» Objective: From the listing below, select every line where the word "JSON" appears.

[Records from a data source]
********

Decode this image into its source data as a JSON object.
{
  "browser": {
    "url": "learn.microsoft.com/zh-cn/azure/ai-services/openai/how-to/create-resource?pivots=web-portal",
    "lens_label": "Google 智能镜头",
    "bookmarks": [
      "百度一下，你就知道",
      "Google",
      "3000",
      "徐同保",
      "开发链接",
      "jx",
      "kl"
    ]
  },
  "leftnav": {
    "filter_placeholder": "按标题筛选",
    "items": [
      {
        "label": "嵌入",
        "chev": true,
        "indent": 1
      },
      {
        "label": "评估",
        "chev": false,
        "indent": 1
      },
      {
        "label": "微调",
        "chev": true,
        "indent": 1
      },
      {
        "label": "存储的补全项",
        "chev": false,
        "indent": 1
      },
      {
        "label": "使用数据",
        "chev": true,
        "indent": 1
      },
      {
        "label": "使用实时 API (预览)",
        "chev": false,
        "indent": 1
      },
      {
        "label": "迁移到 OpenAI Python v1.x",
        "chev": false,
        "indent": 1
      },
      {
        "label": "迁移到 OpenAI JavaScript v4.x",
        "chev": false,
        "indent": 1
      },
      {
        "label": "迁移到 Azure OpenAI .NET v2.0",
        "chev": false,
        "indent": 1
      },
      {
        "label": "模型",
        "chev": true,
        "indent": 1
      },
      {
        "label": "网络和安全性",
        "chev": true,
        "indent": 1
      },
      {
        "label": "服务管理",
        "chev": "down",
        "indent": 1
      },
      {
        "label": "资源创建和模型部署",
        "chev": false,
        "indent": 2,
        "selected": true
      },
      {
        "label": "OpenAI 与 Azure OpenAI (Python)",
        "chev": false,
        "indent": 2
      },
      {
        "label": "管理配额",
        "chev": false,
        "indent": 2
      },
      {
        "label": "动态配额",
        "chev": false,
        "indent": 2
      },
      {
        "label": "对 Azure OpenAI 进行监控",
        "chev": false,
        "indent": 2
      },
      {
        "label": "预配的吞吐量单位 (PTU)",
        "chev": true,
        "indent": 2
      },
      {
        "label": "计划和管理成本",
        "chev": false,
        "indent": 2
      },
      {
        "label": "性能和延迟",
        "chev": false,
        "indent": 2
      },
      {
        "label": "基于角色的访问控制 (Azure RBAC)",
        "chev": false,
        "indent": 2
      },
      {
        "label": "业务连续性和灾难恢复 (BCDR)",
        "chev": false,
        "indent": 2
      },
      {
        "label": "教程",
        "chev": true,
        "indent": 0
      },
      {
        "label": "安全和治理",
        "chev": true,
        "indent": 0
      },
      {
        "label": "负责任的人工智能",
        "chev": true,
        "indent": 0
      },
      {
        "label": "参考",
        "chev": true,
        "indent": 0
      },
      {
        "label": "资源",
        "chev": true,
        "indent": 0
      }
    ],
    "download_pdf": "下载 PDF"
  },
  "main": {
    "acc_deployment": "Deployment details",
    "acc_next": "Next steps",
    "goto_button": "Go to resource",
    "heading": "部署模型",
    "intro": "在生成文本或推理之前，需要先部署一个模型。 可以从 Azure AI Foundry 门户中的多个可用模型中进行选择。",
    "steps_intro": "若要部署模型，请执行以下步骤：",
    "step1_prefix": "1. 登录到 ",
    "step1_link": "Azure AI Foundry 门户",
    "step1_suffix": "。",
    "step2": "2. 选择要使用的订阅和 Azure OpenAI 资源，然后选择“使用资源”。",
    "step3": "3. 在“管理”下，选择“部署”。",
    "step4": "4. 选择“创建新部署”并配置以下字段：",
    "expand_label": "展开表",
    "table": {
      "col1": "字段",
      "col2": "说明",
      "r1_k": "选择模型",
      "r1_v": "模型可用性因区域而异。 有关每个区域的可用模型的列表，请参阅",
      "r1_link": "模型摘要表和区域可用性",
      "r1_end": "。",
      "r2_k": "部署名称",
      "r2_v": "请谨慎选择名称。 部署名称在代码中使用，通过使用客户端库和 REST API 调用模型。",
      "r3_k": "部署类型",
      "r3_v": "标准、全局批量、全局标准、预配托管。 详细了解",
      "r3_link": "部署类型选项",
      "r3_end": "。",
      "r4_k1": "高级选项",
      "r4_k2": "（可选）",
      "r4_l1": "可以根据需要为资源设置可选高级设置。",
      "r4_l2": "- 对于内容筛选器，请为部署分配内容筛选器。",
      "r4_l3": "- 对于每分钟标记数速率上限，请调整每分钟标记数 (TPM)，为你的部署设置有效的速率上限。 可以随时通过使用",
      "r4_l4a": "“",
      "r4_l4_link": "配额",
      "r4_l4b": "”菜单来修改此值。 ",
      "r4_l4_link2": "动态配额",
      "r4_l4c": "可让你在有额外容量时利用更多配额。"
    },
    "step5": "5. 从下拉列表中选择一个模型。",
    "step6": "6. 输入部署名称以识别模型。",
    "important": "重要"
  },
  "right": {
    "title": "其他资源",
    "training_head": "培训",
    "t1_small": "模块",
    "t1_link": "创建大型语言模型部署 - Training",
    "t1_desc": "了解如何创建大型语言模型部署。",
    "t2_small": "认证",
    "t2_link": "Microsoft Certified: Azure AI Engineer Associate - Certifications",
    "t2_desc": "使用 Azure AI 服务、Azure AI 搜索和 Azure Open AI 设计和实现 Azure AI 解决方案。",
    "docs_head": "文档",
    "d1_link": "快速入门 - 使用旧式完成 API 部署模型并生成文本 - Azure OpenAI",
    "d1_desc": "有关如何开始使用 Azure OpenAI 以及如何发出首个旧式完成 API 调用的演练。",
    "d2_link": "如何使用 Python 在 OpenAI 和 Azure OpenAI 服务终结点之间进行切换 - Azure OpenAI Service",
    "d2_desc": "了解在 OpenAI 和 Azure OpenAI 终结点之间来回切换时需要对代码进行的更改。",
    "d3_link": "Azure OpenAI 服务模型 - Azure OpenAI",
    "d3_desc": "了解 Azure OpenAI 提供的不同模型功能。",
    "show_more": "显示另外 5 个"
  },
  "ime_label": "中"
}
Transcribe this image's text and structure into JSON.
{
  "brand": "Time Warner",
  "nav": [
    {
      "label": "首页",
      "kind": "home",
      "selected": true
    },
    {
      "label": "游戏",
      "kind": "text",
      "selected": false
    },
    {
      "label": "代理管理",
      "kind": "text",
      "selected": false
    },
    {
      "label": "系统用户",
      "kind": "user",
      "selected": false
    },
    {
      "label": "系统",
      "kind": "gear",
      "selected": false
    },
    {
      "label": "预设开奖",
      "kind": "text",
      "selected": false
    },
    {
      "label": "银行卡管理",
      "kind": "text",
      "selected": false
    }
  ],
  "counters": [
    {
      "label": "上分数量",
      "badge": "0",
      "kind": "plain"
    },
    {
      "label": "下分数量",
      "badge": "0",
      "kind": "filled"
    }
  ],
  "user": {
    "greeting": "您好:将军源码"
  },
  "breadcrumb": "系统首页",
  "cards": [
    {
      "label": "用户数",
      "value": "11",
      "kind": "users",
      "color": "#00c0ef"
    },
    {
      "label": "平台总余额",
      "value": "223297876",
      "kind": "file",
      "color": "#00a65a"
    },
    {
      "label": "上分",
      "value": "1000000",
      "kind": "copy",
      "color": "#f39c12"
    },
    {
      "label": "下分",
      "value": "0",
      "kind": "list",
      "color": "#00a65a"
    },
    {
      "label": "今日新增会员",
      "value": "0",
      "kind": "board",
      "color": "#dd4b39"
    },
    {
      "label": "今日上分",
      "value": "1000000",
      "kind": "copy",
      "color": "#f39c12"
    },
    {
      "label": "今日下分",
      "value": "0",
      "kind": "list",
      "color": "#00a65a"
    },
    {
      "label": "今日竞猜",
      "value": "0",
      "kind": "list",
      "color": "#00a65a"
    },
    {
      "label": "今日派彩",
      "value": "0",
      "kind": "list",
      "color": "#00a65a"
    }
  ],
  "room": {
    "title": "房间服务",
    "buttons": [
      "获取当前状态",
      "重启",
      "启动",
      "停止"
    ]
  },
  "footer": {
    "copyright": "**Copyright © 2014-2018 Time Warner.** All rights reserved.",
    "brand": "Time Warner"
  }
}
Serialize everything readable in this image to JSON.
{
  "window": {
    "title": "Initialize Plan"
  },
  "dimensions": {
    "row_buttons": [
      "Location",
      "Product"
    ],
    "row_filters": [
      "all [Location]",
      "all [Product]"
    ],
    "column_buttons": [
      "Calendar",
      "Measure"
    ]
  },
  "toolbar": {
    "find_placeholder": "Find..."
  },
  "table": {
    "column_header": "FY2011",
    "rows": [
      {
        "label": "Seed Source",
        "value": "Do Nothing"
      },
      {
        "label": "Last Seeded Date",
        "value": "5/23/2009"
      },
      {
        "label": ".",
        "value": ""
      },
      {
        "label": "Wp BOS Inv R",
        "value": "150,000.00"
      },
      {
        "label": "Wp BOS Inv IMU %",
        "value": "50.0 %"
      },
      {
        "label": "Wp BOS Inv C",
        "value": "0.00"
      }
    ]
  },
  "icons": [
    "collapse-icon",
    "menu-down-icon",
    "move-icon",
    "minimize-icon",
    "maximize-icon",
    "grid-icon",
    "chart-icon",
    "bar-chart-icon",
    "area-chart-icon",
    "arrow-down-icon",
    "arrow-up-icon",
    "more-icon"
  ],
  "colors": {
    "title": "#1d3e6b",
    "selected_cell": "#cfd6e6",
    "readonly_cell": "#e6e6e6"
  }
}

********

» Finished answer:
Decode this image into its source data as a JSON object.
Transcribe this image's text and structure into JSON.
Serialize everything readable in this image to JSON.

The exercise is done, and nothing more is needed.